● Task: Set down each record below precisely, skipping the pictures.

(Extracted data entries)

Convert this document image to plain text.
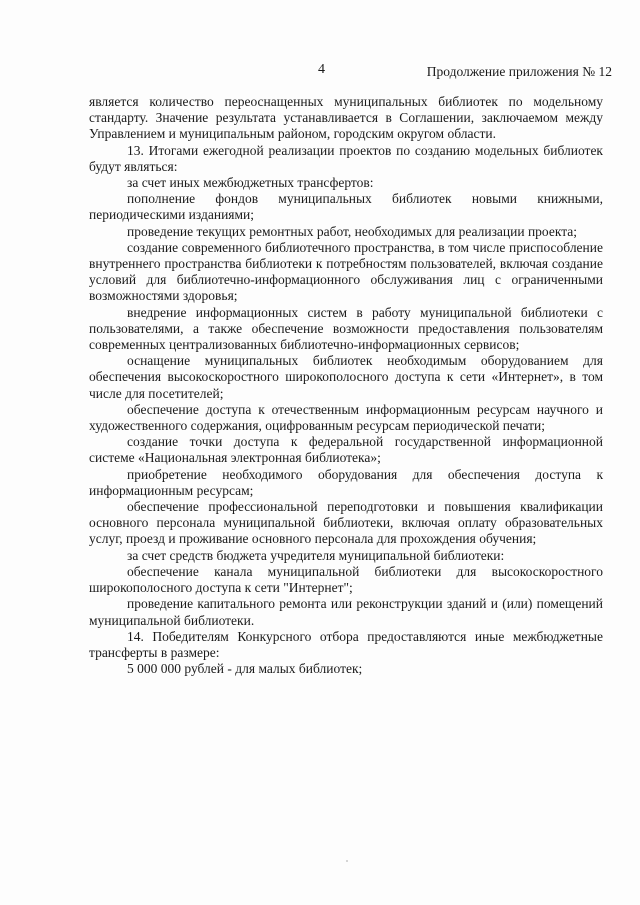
4	Продолжение приложения № 12

является количество переоснащенных муниципальных библиотек по модельному стандарту. Значение результата устанавливается в Соглашении, заключаемом между Управлением и муниципальным районом, городским округом области.

13. Итогами ежегодной реализации проектов по созданию модельных библиотек будут являться:

за счет иных межбюджетных трансфертов:

пополнение фондов муниципальных библиотек новыми книжными, периодическими изданиями;

проведение текущих ремонтных работ, необходимых для реализации проекта;

создание современного библиотечного пространства, в том числе приспособление внутреннего пространства библиотеки к потребностям пользователей, включая создание условий для библиотечно-информационного обслуживания лиц с ограниченными возможностями здоровья;

внедрение информационных систем в работу муниципальной библиотеки с пользователями, а также обеспечение возможности предоставления пользователям современных централизованных библиотечно-информационных сервисов;

оснащение муниципальных библиотек необходимым оборудованием для обеспечения высокоскоростного широкополосного доступа к сети «Интернет», в том числе для посетителей;

обеспечение доступа к отечественным информационным ресурсам научного и художественного содержания, оцифрованным ресурсам периодической печати;

создание точки доступа к федеральной государственной информационной системе «Национальная электронная библиотека»;

приобретение необходимого оборудования для обеспечения доступа к информационным ресурсам;

обеспечение профессиональной переподготовки и повышения квалификации основного персонала муниципальной библиотеки, включая оплату образовательных услуг, проезд и проживание основного персонала для прохождения обучения;

за счет средств бюджета учредителя муниципальной библиотеки:

обеспечение канала муниципальной библиотеки для высокоскоростного широкополосного доступа к сети "Интернет";

проведение капитального ремонта или реконструкции зданий и (или) помещений муниципальной библиотеки.

14. Победителям Конкурсного отбора предоставляются иные межбюджетные трансферты в размере:

5 000 000 рублей - для малых библиотек;
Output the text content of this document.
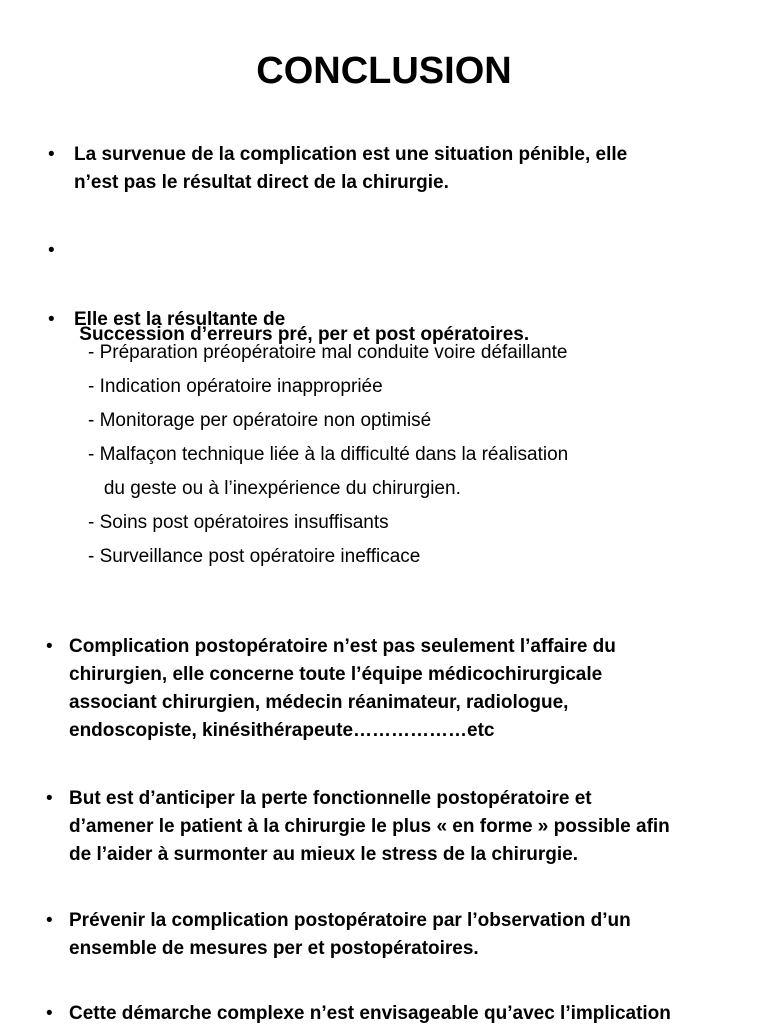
CONCLUSION
• La survenue de la complication est une situation pénible, elle
n’est pas le résultat direct de la chirurgie.

•

Succession d’erreurs pré, per et post opératoires.

• Elle est la résultante de
- Préparation préopératoire mal conduite voire défaillante
- Indication opératoire inappropriée
- Monitorage per opératoire non optimisé
- Malfaçon technique liée à la difficulté dans la réalisation
du geste ou à l’inexpérience du chirurgien.
- Soins post opératoires insuffisants
- Surveillance post opératoire inefficace
• Complication postopératoire n’est pas seulement l’affaire du
chirurgien, elle concerne toute l’équipe médicochirurgicale
associant chirurgien, médecin réanimateur, radiologue,
endoscopiste, kinésithérapeute………………etc
• But est d’anticiper la perte fonctionnelle postopératoire et
d’amener le patient à la chirurgie le plus « en forme » possible afin
de l’aider à surmonter au mieux le stress de la chirurgie.
• Prévenir la complication postopératoire par l’observation d’un
ensemble de mesures per et postopératoires.
• Cette démarche complexe n’est envisageable qu’avec l’implication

● Result below:
Convert this document image to plain text.
4	Продолжение приложения № 12

является количество переоснащенных муниципальных библиотек по модельному стандарту. Значение результата устанавливается в Соглашении, заключаемом между Управлением и муниципальным районом, городским округом области.

13. Итогами ежегодной реализации проектов по созданию модельных библиотек будут являться:

за счет иных межбюджетных трансфертов:

пополнение фондов муниципальных библиотек новыми книжными, периодическими изданиями;

проведение текущих ремонтных работ, необходимых для реализации проекта;

создание современного библиотечного пространства, в том числе приспособление внутреннего пространства библиотеки к потребностям пользователей, включая создание условий для библиотечно-информационного обслуживания лиц с ограниченными возможностями здоровья;

внедрение информационных систем в работу муниципальной библиотеки с пользователями, а также обеспечение возможности предоставления пользователям современных централизованных библиотечно-информационных сервисов;

оснащение муниципальных библиотек необходимым оборудованием для обеспечения высокоскоростного широкополосного доступа к сети «Интернет», в том числе для посетителей;

обеспечение доступа к отечественным информационным ресурсам научного и художественного содержания, оцифрованным ресурсам периодической печати;

создание точки доступа к федеральной государственной информационной системе «Национальная электронная библиотека»;

приобретение необходимого оборудования для обеспечения доступа к информационным ресурсам;

обеспечение профессиональной переподготовки и повышения квалификации основного персонала муниципальной библиотеки, включая оплату образовательных услуг, проезд и проживание основного персонала для прохождения обучения;

за счет средств бюджета учредителя муниципальной библиотеки:

обеспечение канала муниципальной библиотеки для высокоскоростного широкополосного доступа к сети "Интернет";

проведение капитального ремонта или реконструкции зданий и (или) помещений муниципальной библиотеки.

14. Победителям Конкурсного отбора предоставляются иные межбюджетные трансферты в размере:

5 000 000 рублей - для малых библиотек;
Output the text content of this document.
CONCLUSION
• La survenue de la complication est une situation pénible, elle
n’est pas le résultat direct de la chirurgie.

•

Succession d’erreurs pré, per et post opératoires.

• Elle est la résultante de
- Préparation préopératoire mal conduite voire défaillante
- Indication opératoire inappropriée
- Monitorage per opératoire non optimisé
- Malfaçon technique liée à la difficulté dans la réalisation
du geste ou à l’inexpérience du chirurgien.
- Soins post opératoires insuffisants
- Surveillance post opératoire inefficace
• Complication postopératoire n’est pas seulement l’affaire du
chirurgien, elle concerne toute l’équipe médicochirurgicale
associant chirurgien, médecin réanimateur, radiologue,
endoscopiste, kinésithérapeute………………etc
• But est d’anticiper la perte fonctionnelle postopératoire et
d’amener le patient à la chirurgie le plus « en forme » possible afin
de l’aider à surmonter au mieux le stress de la chirurgie.
• Prévenir la complication postopératoire par l’observation d’un
ensemble de mesures per et postopératoires.
• Cette démarche complexe n’est envisageable qu’avec l’implication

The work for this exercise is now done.